What is being asked:
Go through the entries below and pick out every line with "одном".

Dataset:
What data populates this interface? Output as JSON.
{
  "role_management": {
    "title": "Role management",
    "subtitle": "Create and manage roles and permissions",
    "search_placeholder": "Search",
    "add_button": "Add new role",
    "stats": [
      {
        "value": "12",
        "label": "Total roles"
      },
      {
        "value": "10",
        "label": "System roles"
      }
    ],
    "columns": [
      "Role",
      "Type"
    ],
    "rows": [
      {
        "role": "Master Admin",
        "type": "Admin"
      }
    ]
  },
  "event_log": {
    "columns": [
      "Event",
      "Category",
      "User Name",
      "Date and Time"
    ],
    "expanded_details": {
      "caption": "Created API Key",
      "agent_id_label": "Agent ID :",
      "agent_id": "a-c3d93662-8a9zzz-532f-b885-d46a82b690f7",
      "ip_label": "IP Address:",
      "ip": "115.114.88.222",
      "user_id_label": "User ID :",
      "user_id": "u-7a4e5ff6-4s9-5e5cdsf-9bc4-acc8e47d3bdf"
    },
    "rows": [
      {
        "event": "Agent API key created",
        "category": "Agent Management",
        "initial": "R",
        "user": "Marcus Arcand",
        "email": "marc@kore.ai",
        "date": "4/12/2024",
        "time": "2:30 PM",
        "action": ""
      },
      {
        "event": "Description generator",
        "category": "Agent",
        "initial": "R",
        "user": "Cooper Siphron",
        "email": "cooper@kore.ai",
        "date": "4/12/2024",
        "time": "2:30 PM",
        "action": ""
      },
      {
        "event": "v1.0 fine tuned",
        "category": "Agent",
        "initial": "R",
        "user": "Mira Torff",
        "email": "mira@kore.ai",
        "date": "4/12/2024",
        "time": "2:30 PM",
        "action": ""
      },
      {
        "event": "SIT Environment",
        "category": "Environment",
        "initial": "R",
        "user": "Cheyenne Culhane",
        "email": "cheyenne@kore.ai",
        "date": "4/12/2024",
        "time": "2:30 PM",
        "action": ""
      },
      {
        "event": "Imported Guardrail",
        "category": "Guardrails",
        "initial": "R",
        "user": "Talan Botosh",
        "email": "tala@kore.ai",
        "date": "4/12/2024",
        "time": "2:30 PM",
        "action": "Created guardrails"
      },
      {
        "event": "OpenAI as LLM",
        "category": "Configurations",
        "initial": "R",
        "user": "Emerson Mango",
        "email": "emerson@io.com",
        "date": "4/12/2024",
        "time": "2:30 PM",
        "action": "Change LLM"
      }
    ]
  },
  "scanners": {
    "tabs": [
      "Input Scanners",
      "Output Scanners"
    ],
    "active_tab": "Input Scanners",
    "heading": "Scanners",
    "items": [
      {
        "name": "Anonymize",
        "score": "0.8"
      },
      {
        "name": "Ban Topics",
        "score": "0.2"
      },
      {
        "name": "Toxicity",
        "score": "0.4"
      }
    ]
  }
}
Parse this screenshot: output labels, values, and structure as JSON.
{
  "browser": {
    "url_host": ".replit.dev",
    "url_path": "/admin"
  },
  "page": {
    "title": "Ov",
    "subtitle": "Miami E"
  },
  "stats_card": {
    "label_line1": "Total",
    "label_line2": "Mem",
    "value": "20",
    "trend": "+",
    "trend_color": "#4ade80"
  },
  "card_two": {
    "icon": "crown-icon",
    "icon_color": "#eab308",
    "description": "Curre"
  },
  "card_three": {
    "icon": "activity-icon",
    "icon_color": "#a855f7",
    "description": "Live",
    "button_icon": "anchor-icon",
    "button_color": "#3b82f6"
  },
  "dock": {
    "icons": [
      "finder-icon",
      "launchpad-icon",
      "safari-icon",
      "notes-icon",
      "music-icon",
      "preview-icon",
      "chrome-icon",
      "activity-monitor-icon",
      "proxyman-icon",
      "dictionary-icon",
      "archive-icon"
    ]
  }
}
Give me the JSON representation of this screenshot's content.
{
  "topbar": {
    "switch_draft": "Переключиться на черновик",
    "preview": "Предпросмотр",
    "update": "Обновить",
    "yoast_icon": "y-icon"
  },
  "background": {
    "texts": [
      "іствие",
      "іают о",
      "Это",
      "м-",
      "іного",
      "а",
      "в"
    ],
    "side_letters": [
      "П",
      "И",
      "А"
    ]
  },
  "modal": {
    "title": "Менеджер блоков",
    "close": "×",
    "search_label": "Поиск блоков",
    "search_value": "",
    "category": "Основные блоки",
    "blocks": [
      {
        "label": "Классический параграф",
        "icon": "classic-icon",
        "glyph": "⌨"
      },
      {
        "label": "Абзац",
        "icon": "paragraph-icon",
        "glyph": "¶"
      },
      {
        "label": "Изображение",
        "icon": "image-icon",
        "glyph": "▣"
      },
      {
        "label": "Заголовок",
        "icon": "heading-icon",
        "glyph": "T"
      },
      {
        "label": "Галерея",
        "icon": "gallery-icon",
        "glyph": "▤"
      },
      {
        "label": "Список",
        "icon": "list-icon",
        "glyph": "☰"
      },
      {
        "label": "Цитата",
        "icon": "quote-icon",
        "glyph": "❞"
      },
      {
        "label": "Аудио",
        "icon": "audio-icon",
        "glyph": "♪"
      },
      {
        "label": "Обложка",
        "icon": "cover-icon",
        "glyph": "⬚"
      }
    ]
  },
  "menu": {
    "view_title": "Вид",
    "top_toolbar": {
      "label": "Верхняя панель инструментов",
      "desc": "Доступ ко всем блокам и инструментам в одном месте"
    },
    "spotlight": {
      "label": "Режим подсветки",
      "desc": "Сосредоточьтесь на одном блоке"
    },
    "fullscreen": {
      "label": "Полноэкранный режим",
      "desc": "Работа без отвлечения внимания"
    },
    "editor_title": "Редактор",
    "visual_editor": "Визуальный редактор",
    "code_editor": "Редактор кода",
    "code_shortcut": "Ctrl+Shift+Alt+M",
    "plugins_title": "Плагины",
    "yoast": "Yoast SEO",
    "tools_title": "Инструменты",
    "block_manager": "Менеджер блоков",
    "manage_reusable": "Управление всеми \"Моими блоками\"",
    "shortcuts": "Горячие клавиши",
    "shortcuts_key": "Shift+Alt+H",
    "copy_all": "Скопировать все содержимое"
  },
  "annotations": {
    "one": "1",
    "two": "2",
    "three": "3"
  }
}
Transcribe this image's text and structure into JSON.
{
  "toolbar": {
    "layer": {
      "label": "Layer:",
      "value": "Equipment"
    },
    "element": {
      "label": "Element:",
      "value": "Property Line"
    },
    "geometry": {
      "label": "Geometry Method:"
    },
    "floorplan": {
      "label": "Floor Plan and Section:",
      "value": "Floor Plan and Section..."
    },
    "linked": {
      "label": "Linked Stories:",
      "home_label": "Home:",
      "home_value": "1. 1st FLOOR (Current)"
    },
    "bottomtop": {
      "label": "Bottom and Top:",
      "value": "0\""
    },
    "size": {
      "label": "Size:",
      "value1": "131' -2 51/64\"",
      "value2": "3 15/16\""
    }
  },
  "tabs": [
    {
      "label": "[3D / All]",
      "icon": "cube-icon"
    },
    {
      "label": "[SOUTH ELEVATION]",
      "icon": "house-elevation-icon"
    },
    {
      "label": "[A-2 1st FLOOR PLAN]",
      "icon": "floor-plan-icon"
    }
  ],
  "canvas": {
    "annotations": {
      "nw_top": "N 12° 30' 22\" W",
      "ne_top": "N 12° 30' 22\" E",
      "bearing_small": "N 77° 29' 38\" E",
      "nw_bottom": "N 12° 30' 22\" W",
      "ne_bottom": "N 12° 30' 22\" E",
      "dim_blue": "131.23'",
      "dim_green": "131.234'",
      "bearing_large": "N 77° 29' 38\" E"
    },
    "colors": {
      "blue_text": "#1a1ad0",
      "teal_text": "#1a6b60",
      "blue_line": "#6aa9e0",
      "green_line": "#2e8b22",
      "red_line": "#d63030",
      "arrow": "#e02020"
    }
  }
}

Final result:
      "desc": "Доступ ко всем блокам и инструментам в одном месте"
      "desc": "Сосредоточьтесь на одном блоке"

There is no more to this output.